> _Directive_:
Only a number is required: how many lines of the material contain the word "title"?

━━ Extracted data

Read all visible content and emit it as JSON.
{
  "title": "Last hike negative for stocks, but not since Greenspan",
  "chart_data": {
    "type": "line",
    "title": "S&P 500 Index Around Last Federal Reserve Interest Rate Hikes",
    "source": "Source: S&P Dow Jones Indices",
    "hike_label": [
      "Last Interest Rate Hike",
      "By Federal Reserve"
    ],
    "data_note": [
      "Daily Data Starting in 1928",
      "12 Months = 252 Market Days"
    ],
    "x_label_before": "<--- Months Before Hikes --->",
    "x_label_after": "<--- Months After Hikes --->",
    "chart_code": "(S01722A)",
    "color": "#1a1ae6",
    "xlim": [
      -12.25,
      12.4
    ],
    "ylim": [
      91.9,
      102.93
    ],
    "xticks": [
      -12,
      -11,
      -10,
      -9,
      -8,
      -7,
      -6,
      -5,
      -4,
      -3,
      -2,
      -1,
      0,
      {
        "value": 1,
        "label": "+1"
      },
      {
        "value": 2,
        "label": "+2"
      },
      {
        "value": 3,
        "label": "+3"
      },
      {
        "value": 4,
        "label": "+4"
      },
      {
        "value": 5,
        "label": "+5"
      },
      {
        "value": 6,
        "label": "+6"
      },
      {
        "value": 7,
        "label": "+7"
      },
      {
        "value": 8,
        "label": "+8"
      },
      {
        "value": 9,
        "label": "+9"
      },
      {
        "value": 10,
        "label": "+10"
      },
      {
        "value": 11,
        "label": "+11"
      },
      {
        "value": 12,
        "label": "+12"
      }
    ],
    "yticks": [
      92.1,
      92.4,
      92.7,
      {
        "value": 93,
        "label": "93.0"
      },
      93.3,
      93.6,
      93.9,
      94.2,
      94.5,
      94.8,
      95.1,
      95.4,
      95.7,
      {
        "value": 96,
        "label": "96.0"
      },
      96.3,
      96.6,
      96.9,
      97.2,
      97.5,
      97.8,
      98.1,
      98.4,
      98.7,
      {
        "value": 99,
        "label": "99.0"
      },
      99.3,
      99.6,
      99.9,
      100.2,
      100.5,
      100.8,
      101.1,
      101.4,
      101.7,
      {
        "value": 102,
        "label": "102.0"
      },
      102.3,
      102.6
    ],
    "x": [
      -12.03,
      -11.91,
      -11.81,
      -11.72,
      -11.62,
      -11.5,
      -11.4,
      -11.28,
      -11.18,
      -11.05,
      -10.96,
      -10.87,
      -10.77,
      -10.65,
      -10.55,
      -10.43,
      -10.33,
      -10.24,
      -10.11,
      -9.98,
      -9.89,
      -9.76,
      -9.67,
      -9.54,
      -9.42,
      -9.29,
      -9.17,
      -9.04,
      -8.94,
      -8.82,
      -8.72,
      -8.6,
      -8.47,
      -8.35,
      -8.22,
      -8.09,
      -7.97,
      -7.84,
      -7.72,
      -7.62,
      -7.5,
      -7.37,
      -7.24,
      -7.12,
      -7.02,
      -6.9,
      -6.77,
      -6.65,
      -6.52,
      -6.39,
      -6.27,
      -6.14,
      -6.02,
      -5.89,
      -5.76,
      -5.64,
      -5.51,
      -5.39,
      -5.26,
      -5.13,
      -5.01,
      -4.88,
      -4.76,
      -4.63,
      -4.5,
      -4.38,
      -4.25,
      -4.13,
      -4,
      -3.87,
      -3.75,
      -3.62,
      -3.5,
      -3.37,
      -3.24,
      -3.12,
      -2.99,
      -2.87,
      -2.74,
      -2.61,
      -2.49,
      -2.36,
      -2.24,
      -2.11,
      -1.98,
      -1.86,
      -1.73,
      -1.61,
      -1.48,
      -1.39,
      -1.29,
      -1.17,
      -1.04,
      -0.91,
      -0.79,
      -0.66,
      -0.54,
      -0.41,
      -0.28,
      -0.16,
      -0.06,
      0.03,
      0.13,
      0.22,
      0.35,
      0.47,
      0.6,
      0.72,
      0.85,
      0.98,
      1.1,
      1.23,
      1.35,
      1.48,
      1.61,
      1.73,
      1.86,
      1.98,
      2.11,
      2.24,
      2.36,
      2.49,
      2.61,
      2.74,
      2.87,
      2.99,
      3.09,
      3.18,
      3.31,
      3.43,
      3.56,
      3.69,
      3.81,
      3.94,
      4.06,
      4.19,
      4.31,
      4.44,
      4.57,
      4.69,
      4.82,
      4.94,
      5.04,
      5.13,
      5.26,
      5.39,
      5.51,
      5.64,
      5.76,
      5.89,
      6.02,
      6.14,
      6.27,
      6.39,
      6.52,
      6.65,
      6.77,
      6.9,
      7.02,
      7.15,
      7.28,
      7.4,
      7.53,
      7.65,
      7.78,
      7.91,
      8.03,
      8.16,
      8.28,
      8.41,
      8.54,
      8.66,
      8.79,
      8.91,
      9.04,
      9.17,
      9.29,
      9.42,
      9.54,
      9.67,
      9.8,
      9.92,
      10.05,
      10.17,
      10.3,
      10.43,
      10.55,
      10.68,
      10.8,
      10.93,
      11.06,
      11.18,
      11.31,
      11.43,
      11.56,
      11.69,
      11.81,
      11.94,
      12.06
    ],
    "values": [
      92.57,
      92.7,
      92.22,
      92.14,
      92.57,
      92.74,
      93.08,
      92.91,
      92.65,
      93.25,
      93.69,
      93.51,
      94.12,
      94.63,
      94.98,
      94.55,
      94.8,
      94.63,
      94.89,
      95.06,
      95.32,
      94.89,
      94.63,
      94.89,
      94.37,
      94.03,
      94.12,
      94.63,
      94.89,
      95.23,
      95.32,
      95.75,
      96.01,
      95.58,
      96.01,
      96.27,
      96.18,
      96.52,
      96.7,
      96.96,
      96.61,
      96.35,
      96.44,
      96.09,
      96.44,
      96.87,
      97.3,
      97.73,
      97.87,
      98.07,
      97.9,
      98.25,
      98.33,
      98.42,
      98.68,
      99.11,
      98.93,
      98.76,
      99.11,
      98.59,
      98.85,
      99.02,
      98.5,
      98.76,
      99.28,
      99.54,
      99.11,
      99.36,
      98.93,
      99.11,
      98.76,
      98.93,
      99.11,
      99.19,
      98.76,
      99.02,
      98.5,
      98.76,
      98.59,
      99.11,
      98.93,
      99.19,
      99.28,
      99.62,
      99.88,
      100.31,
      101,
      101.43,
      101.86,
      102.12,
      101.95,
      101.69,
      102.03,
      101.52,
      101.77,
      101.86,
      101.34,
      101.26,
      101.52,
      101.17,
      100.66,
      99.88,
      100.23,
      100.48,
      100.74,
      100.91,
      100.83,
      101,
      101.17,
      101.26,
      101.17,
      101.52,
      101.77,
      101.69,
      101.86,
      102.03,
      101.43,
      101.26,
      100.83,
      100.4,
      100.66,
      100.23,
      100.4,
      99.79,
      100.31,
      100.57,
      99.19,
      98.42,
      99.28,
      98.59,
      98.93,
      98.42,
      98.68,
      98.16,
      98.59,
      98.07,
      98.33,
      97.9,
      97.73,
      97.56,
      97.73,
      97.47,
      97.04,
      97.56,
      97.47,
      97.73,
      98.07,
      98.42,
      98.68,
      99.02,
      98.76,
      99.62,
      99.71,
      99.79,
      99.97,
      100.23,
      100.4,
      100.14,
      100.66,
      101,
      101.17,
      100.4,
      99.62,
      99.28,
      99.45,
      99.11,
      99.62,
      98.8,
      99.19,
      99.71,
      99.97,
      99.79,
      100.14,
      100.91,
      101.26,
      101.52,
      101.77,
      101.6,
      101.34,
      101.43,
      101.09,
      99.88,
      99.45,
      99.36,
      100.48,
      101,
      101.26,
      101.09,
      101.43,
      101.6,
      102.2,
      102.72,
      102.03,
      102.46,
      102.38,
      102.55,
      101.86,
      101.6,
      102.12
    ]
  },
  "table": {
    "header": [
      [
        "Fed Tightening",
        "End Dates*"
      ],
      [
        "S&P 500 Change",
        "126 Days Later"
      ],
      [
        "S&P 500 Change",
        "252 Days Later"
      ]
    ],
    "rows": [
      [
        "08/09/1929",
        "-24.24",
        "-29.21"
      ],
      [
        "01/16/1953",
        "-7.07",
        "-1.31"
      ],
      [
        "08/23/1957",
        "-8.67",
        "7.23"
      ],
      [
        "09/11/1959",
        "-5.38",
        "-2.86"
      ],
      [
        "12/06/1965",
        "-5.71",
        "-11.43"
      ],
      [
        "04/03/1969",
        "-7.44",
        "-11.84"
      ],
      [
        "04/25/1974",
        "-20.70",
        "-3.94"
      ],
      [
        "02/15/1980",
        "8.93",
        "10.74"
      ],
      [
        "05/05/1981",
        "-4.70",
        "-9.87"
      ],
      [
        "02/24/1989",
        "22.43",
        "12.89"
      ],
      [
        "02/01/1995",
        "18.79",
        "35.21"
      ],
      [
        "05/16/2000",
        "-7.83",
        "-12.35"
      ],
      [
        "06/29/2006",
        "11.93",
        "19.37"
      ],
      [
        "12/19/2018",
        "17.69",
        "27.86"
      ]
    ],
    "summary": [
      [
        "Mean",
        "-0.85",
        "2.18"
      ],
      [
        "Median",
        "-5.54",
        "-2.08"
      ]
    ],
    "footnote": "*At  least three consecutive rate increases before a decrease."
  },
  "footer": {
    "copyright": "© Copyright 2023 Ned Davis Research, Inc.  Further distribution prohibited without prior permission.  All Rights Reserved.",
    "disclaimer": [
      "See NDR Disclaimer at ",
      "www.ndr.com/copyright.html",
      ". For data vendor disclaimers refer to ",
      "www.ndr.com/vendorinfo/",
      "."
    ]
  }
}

━━━━

> _The solution_:
2